Select, from the material below, each line with "this" in it.

= Dataset rows =

-.-.-

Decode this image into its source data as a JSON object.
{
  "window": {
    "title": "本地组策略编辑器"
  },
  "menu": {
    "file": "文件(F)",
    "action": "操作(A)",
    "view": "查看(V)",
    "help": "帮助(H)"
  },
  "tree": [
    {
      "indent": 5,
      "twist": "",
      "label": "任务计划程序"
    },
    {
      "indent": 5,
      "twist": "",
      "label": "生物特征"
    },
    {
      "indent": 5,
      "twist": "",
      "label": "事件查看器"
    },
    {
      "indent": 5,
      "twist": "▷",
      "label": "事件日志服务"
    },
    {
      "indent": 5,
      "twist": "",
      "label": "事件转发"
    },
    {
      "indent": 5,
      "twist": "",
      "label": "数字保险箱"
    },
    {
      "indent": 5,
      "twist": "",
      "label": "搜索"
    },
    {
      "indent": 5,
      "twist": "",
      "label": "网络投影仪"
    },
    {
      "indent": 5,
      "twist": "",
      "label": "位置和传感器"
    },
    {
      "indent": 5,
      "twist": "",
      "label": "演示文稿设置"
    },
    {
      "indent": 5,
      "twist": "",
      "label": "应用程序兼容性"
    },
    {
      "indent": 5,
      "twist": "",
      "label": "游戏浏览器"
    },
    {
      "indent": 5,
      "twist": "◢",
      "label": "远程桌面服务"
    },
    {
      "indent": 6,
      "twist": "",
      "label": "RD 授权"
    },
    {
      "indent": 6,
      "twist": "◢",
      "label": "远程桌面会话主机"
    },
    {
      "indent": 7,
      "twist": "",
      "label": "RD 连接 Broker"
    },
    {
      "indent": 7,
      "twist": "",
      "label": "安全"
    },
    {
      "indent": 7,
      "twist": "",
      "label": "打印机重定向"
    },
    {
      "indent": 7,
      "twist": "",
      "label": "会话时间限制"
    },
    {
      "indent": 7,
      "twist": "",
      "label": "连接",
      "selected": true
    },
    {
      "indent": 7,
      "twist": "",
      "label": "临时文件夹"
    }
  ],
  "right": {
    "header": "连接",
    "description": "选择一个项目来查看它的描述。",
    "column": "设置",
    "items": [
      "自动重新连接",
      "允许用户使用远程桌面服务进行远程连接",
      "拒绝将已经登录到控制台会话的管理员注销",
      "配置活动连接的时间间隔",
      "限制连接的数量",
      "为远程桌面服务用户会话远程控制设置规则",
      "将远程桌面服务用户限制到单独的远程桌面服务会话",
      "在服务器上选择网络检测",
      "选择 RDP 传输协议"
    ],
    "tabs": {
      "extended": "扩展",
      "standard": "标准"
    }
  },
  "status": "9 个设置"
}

-.-.-

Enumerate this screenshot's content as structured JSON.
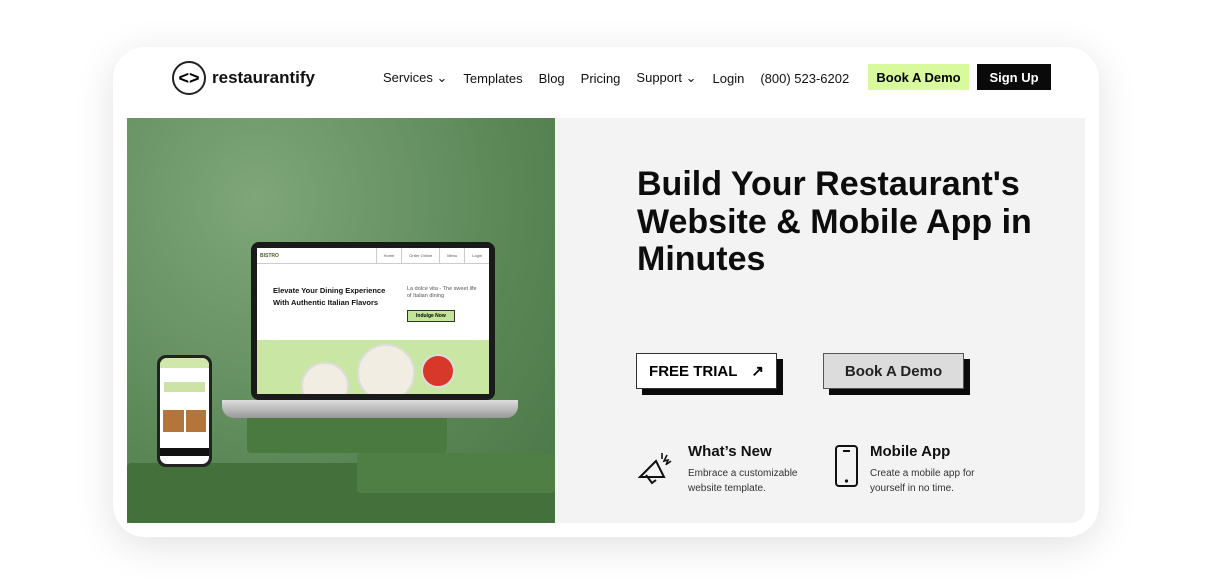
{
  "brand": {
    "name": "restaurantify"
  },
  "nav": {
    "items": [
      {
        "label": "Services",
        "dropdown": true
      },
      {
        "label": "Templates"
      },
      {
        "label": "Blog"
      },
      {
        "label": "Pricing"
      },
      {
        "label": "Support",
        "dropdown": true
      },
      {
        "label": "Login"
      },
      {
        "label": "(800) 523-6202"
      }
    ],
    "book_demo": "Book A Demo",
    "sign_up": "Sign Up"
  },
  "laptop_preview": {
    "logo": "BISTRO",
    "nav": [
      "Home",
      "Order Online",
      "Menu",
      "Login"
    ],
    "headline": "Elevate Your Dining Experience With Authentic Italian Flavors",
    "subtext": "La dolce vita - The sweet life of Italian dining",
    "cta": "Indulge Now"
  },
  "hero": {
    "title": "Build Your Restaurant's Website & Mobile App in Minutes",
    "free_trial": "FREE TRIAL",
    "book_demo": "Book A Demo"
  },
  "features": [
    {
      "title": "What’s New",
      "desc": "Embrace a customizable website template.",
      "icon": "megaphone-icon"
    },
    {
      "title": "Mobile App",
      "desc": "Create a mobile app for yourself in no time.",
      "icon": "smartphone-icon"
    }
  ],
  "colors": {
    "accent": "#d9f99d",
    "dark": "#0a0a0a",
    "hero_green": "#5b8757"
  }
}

-.-.-

= Complete answer =
Decode this image into its source data as a JSON object.
Enumerate this screenshot's content as structured JSON.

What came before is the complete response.